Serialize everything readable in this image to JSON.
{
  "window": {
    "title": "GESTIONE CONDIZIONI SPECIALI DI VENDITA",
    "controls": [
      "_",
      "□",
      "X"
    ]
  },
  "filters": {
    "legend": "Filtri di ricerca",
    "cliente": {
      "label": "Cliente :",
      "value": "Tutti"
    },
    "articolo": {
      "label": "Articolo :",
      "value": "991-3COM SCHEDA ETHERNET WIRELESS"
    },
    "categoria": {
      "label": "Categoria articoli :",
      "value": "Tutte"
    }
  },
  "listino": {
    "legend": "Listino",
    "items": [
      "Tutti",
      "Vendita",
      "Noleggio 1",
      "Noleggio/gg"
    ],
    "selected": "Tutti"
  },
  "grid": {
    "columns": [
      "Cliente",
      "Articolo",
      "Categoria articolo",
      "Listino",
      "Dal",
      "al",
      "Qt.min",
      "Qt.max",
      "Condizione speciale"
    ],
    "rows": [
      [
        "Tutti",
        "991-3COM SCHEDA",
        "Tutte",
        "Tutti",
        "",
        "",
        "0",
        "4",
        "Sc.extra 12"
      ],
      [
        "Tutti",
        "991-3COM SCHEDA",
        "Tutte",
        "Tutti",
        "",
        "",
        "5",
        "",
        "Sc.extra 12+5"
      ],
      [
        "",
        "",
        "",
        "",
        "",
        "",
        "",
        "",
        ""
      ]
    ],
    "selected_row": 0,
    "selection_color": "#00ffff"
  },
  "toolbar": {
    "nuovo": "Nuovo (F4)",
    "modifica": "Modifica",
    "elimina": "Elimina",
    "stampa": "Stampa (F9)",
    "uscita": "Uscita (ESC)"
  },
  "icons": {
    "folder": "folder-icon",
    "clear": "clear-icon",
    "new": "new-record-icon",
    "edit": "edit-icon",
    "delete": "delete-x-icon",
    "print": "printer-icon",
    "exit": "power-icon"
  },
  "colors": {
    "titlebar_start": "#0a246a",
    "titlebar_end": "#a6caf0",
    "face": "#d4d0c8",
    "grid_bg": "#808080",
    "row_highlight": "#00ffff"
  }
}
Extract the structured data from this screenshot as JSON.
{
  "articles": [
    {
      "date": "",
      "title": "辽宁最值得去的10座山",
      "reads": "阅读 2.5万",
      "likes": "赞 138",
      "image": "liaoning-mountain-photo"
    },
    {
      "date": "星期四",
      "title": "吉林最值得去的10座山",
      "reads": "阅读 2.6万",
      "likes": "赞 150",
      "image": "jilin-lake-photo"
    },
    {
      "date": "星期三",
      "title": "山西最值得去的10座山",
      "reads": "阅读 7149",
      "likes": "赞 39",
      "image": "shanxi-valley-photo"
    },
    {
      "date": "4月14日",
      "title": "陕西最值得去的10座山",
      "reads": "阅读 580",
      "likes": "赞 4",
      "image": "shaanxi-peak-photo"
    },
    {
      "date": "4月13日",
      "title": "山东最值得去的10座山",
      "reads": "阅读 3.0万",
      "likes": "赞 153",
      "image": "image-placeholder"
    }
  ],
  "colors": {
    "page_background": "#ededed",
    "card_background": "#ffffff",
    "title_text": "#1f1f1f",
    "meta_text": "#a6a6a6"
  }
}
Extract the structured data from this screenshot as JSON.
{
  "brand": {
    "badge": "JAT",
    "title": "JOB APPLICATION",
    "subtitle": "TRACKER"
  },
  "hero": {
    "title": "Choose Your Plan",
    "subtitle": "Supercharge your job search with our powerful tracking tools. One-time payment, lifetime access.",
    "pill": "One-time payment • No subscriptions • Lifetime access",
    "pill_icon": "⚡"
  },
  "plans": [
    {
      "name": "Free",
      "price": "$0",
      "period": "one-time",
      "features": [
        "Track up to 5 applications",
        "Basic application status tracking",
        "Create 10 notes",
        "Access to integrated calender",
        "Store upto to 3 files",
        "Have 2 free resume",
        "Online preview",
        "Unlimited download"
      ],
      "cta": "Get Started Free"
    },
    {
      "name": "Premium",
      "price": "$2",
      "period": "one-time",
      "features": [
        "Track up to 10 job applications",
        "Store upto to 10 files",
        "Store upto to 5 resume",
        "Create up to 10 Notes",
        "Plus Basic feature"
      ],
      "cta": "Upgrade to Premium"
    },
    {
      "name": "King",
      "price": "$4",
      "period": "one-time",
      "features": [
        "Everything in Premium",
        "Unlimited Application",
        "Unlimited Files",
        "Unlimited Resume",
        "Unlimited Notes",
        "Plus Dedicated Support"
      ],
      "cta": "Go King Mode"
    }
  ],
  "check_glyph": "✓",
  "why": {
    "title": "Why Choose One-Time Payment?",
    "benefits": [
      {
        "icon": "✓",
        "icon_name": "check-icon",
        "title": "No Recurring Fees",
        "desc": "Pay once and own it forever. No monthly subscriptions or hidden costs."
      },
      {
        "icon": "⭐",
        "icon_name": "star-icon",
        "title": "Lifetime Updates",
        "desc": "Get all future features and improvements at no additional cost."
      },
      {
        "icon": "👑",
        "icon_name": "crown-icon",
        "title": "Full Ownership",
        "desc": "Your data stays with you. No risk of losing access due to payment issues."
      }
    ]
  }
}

Required work - Retype every entry word for word.

Exercise result -
Serialize everything readable in this image to JSON.
{
  "window": {
    "title": "GESTIONE CONDIZIONI SPECIALI DI VENDITA",
    "controls": [
      "_",
      "□",
      "X"
    ]
  },
  "filters": {
    "legend": "Filtri di ricerca",
    "cliente": {
      "label": "Cliente :",
      "value": "Tutti"
    },
    "articolo": {
      "label": "Articolo :",
      "value": "991-3COM SCHEDA ETHERNET WIRELESS"
    },
    "categoria": {
      "label": "Categoria articoli :",
      "value": "Tutte"
    }
  },
  "listino": {
    "legend": "Listino",
    "items": [
      "Tutti",
      "Vendita",
      "Noleggio 1",
      "Noleggio/gg"
    ],
    "selected": "Tutti"
  },
  "grid": {
    "columns": [
      "Cliente",
      "Articolo",
      "Categoria articolo",
      "Listino",
      "Dal",
      "al",
      "Qt.min",
      "Qt.max",
      "Condizione speciale"
    ],
    "rows": [
      [
        "Tutti",
        "991-3COM SCHEDA",
        "Tutte",
        "Tutti",
        "",
        "",
        "0",
        "4",
        "Sc.extra 12"
      ],
      [
        "Tutti",
        "991-3COM SCHEDA",
        "Tutte",
        "Tutti",
        "",
        "",
        "5",
        "",
        "Sc.extra 12+5"
      ],
      [
        "",
        "",
        "",
        "",
        "",
        "",
        "",
        "",
        ""
      ]
    ],
    "selected_row": 0,
    "selection_color": "#00ffff"
  },
  "toolbar": {
    "nuovo": "Nuovo (F4)",
    "modifica": "Modifica",
    "elimina": "Elimina",
    "stampa": "Stampa (F9)",
    "uscita": "Uscita (ESC)"
  },
  "icons": {
    "folder": "folder-icon",
    "clear": "clear-icon",
    "new": "new-record-icon",
    "edit": "edit-icon",
    "delete": "delete-x-icon",
    "print": "printer-icon",
    "exit": "power-icon"
  },
  "colors": {
    "titlebar_start": "#0a246a",
    "titlebar_end": "#a6caf0",
    "face": "#d4d0c8",
    "grid_bg": "#808080",
    "row_highlight": "#00ffff"
  }
}
Extract the structured data from this screenshot as JSON.
{
  "articles": [
    {
      "date": "",
      "title": "辽宁最值得去的10座山",
      "reads": "阅读 2.5万",
      "likes": "赞 138",
      "image": "liaoning-mountain-photo"
    },
    {
      "date": "星期四",
      "title": "吉林最值得去的10座山",
      "reads": "阅读 2.6万",
      "likes": "赞 150",
      "image": "jilin-lake-photo"
    },
    {
      "date": "星期三",
      "title": "山西最值得去的10座山",
      "reads": "阅读 7149",
      "likes": "赞 39",
      "image": "shanxi-valley-photo"
    },
    {
      "date": "4月14日",
      "title": "陕西最值得去的10座山",
      "reads": "阅读 580",
      "likes": "赞 4",
      "image": "shaanxi-peak-photo"
    },
    {
      "date": "4月13日",
      "title": "山东最值得去的10座山",
      "reads": "阅读 3.0万",
      "likes": "赞 153",
      "image": "image-placeholder"
    }
  ],
  "colors": {
    "page_background": "#ededed",
    "card_background": "#ffffff",
    "title_text": "#1f1f1f",
    "meta_text": "#a6a6a6"
  }
}
Extract the structured data from this screenshot as JSON.
{
  "brand": {
    "badge": "JAT",
    "title": "JOB APPLICATION",
    "subtitle": "TRACKER"
  },
  "hero": {
    "title": "Choose Your Plan",
    "subtitle": "Supercharge your job search with our powerful tracking tools. One-time payment, lifetime access.",
    "pill": "One-time payment • No subscriptions • Lifetime access",
    "pill_icon": "⚡"
  },
  "plans": [
    {
      "name": "Free",
      "price": "$0",
      "period": "one-time",
      "features": [
        "Track up to 5 applications",
        "Basic application status tracking",
        "Create 10 notes",
        "Access to integrated calender",
        "Store upto to 3 files",
        "Have 2 free resume",
        "Online preview",
        "Unlimited download"
      ],
      "cta": "Get Started Free"
    },
    {
      "name": "Premium",
      "price": "$2",
      "period": "one-time",
      "features": [
        "Track up to 10 job applications",
        "Store upto to 10 files",
        "Store upto to 5 resume",
        "Create up to 10 Notes",
        "Plus Basic feature"
      ],
      "cta": "Upgrade to Premium"
    },
    {
      "name": "King",
      "price": "$4",
      "period": "one-time",
      "features": [
        "Everything in Premium",
        "Unlimited Application",
        "Unlimited Files",
        "Unlimited Resume",
        "Unlimited Notes",
        "Plus Dedicated Support"
      ],
      "cta": "Go King Mode"
    }
  ],
  "check_glyph": "✓",
  "why": {
    "title": "Why Choose One-Time Payment?",
    "benefits": [
      {
        "icon": "✓",
        "icon_name": "check-icon",
        "title": "No Recurring Fees",
        "desc": "Pay once and own it forever. No monthly subscriptions or hidden costs."
      },
      {
        "icon": "⭐",
        "icon_name": "star-icon",
        "title": "Lifetime Updates",
        "desc": "Get all future features and improvements at no additional cost."
      },
      {
        "icon": "👑",
        "icon_name": "crown-icon",
        "title": "Full Ownership",
        "desc": "Your data stays with you. No risk of losing access due to payment issues."
      }
    ]
  }
}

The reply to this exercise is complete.